** begin RECORDS **

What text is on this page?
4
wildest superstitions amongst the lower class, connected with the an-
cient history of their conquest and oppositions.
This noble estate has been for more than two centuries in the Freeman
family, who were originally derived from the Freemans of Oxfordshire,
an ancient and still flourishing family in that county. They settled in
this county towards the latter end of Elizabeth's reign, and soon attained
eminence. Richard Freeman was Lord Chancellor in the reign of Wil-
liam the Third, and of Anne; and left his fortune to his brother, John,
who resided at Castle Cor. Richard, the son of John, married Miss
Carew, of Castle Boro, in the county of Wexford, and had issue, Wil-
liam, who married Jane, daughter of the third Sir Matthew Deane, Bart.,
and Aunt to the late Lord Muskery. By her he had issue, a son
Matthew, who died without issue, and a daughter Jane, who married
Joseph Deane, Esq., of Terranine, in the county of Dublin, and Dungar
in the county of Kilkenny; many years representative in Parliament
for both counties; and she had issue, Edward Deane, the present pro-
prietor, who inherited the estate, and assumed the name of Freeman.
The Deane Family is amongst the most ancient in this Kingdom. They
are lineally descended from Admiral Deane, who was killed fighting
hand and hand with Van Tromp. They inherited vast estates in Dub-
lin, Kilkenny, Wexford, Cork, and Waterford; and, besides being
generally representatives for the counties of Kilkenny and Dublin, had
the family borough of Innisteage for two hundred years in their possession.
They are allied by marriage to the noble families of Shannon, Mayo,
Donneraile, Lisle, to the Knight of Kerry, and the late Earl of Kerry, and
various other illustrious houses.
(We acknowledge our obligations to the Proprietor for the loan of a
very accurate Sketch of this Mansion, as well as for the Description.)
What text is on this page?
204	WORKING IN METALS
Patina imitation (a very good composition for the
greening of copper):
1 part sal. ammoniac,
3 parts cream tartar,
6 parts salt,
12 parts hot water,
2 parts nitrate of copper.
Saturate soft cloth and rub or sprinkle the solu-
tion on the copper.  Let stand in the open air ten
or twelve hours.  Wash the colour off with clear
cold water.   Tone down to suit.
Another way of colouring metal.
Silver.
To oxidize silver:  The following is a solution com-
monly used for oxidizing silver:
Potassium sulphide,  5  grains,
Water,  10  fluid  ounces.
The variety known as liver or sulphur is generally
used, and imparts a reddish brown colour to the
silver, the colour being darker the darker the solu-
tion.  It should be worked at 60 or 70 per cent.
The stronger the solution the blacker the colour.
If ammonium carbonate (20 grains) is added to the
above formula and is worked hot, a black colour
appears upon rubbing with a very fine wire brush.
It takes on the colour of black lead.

** end RECORDS **

▸ **STATED PROBLEM**
Search the records for the word "solution". Copy every line that has it.

▸ **EXERCISE ANSWER**
To oxidize silver:  The following is a solution com-
The stronger the solution the blacker the colour.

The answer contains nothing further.